# Supplied material
* * *
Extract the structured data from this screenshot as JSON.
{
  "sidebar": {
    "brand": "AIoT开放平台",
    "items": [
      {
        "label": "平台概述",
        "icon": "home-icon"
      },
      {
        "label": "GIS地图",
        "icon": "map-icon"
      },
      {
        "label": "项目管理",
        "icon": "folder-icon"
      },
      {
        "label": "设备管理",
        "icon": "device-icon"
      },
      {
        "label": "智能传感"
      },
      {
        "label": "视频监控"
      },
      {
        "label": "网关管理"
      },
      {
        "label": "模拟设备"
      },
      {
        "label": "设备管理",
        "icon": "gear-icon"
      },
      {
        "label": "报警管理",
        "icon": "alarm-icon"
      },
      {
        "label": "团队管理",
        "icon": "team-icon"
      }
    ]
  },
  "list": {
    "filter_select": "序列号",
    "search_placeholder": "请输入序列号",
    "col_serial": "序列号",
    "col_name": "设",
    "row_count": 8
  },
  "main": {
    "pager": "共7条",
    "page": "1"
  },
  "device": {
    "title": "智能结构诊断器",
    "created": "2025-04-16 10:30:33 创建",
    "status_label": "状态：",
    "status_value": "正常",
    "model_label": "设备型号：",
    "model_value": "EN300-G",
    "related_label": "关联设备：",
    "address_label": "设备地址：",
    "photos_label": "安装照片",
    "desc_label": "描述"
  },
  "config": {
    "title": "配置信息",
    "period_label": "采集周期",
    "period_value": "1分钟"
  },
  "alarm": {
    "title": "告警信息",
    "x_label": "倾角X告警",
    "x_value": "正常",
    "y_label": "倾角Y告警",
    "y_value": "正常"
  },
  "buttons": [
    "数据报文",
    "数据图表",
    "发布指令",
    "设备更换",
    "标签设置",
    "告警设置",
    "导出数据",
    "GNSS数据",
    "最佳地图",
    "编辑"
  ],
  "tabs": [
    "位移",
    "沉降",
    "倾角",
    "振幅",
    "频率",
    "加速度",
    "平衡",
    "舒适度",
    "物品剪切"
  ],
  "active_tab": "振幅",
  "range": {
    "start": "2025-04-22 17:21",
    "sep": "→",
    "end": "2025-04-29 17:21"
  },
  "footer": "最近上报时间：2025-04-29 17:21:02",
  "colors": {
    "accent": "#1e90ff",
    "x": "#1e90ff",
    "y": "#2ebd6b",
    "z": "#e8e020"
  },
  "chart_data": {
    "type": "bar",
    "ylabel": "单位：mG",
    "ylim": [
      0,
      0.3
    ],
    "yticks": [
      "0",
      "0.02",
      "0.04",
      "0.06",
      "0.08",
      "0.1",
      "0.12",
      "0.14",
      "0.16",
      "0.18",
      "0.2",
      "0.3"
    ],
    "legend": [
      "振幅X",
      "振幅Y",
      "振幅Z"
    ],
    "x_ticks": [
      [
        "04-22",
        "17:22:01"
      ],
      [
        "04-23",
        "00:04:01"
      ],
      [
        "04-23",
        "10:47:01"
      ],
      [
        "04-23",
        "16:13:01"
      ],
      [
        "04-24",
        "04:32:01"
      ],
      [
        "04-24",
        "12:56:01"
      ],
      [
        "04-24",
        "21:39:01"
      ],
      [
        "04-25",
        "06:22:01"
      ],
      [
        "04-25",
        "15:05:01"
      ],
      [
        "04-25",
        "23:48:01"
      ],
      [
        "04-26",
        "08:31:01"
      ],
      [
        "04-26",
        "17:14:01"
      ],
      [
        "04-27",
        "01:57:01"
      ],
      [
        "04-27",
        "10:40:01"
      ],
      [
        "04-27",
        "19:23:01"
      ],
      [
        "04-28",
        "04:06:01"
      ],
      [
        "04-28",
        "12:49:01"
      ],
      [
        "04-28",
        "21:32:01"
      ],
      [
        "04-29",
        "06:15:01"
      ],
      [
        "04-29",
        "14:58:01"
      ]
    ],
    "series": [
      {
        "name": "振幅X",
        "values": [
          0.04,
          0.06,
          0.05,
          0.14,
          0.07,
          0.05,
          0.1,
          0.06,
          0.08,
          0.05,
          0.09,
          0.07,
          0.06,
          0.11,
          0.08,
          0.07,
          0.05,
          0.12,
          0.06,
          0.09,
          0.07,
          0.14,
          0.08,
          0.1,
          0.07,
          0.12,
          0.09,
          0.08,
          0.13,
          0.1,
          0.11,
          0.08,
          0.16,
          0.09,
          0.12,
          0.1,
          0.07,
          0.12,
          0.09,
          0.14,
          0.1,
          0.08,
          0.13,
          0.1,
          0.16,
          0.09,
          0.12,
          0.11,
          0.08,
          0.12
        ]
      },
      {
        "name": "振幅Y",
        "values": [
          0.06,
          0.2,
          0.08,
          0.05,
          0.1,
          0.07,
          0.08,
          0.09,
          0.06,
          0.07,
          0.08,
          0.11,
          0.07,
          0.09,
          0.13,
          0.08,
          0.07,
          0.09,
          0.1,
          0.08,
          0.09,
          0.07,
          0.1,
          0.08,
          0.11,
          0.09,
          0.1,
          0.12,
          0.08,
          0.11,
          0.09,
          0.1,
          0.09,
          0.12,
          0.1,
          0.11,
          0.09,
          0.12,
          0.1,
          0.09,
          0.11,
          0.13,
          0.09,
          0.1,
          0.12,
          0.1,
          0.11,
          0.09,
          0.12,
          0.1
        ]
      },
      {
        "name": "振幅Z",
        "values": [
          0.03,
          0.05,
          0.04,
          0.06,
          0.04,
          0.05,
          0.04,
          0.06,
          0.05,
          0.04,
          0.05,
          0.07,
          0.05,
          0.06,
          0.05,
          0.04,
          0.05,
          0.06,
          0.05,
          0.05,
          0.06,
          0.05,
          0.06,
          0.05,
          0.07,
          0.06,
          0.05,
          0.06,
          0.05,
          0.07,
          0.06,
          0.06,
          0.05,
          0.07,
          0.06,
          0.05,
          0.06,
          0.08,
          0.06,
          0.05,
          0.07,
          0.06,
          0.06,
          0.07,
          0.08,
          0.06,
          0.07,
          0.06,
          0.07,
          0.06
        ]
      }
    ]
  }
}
* * *
# Problem to solve
Repeat the data verbatim.

# Expected answer
Extract the structured data from this screenshot as JSON.
{
  "sidebar": {
    "brand": "AIoT开放平台",
    "items": [
      {
        "label": "平台概述",
        "icon": "home-icon"
      },
      {
        "label": "GIS地图",
        "icon": "map-icon"
      },
      {
        "label": "项目管理",
        "icon": "folder-icon"
      },
      {
        "label": "设备管理",
        "icon": "device-icon"
      },
      {
        "label": "智能传感"
      },
      {
        "label": "视频监控"
      },
      {
        "label": "网关管理"
      },
      {
        "label": "模拟设备"
      },
      {
        "label": "设备管理",
        "icon": "gear-icon"
      },
      {
        "label": "报警管理",
        "icon": "alarm-icon"
      },
      {
        "label": "团队管理",
        "icon": "team-icon"
      }
    ]
  },
  "list": {
    "filter_select": "序列号",
    "search_placeholder": "请输入序列号",
    "col_serial": "序列号",
    "col_name": "设",
    "row_count": 8
  },
  "main": {
    "pager": "共7条",
    "page": "1"
  },
  "device": {
    "title": "智能结构诊断器",
    "created": "2025-04-16 10:30:33 创建",
    "status_label": "状态：",
    "status_value": "正常",
    "model_label": "设备型号：",
    "model_value": "EN300-G",
    "related_label": "关联设备：",
    "address_label": "设备地址：",
    "photos_label": "安装照片",
    "desc_label": "描述"
  },
  "config": {
    "title": "配置信息",
    "period_label": "采集周期",
    "period_value": "1分钟"
  },
  "alarm": {
    "title": "告警信息",
    "x_label": "倾角X告警",
    "x_value": "正常",
    "y_label": "倾角Y告警",
    "y_value": "正常"
  },
  "buttons": [
    "数据报文",
    "数据图表",
    "发布指令",
    "设备更换",
    "标签设置",
    "告警设置",
    "导出数据",
    "GNSS数据",
    "最佳地图",
    "编辑"
  ],
  "tabs": [
    "位移",
    "沉降",
    "倾角",
    "振幅",
    "频率",
    "加速度",
    "平衡",
    "舒适度",
    "物品剪切"
  ],
  "active_tab": "振幅",
  "range": {
    "start": "2025-04-22 17:21",
    "sep": "→",
    "end": "2025-04-29 17:21"
  },
  "footer": "最近上报时间：2025-04-29 17:21:02",
  "colors": {
    "accent": "#1e90ff",
    "x": "#1e90ff",
    "y": "#2ebd6b",
    "z": "#e8e020"
  },
  "chart_data": {
    "type": "bar",
    "ylabel": "单位：mG",
    "ylim": [
      0,
      0.3
    ],
    "yticks": [
      "0",
      "0.02",
      "0.04",
      "0.06",
      "0.08",
      "0.1",
      "0.12",
      "0.14",
      "0.16",
      "0.18",
      "0.2",
      "0.3"
    ],
    "legend": [
      "振幅X",
      "振幅Y",
      "振幅Z"
    ],
    "x_ticks": [
      [
        "04-22",
        "17:22:01"
      ],
      [
        "04-23",
        "00:04:01"
      ],
      [
        "04-23",
        "10:47:01"
      ],
      [
        "04-23",
        "16:13:01"
      ],
      [
        "04-24",
        "04:32:01"
      ],
      [
        "04-24",
        "12:56:01"
      ],
      [
        "04-24",
        "21:39:01"
      ],
      [
        "04-25",
        "06:22:01"
      ],
      [
        "04-25",
        "15:05:01"
      ],
      [
        "04-25",
        "23:48:01"
      ],
      [
        "04-26",
        "08:31:01"
      ],
      [
        "04-26",
        "17:14:01"
      ],
      [
        "04-27",
        "01:57:01"
      ],
      [
        "04-27",
        "10:40:01"
      ],
      [
        "04-27",
        "19:23:01"
      ],
      [
        "04-28",
        "04:06:01"
      ],
      [
        "04-28",
        "12:49:01"
      ],
      [
        "04-28",
        "21:32:01"
      ],
      [
        "04-29",
        "06:15:01"
      ],
      [
        "04-29",
        "14:58:01"
      ]
    ],
    "series": [
      {
        "name": "振幅X",
        "values": [
          0.04,
          0.06,
          0.05,
          0.14,
          0.07,
          0.05,
          0.1,
          0.06,
          0.08,
          0.05,
          0.09,
          0.07,
          0.06,
          0.11,
          0.08,
          0.07,
          0.05,
          0.12,
          0.06,
          0.09,
          0.07,
          0.14,
          0.08,
          0.1,
          0.07,
          0.12,
          0.09,
          0.08,
          0.13,
          0.1,
          0.11,
          0.08,
          0.16,
          0.09,
          0.12,
          0.1,
          0.07,
          0.12,
          0.09,
          0.14,
          0.1,
          0.08,
          0.13,
          0.1,
          0.16,
          0.09,
          0.12,
          0.11,
          0.08,
          0.12
        ]
      },
      {
        "name": "振幅Y",
        "values": [
          0.06,
          0.2,
          0.08,
          0.05,
          0.1,
          0.07,
          0.08,
          0.09,
          0.06,
          0.07,
          0.08,
          0.11,
          0.07,
          0.09,
          0.13,
          0.08,
          0.07,
          0.09,
          0.1,
          0.08,
          0.09,
          0.07,
          0.1,
          0.08,
          0.11,
          0.09,
          0.1,
          0.12,
          0.08,
          0.11,
          0.09,
          0.1,
          0.09,
          0.12,
          0.1,
          0.11,
          0.09,
          0.12,
          0.1,
          0.09,
          0.11,
          0.13,
          0.09,
          0.1,
          0.12,
          0.1,
          0.11,
          0.09,
          0.12,
          0.1
        ]
      },
      {
        "name": "振幅Z",
        "values": [
          0.03,
          0.05,
          0.04,
          0.06,
          0.04,
          0.05,
          0.04,
          0.06,
          0.05,
          0.04,
          0.05,
          0.07,
          0.05,
          0.06,
          0.05,
          0.04,
          0.05,
          0.06,
          0.05,
          0.05,
          0.06,
          0.05,
          0.06,
          0.05,
          0.07,
          0.06,
          0.05,
          0.06,
          0.05,
          0.07,
          0.06,
          0.06,
          0.05,
          0.07,
          0.06,
          0.05,
          0.06,
          0.08,
          0.06,
          0.05,
          0.07,
          0.06,
          0.06,
          0.07,
          0.08,
          0.06,
          0.07,
          0.06,
          0.07,
          0.06
        ]
      }
    ]
  }
}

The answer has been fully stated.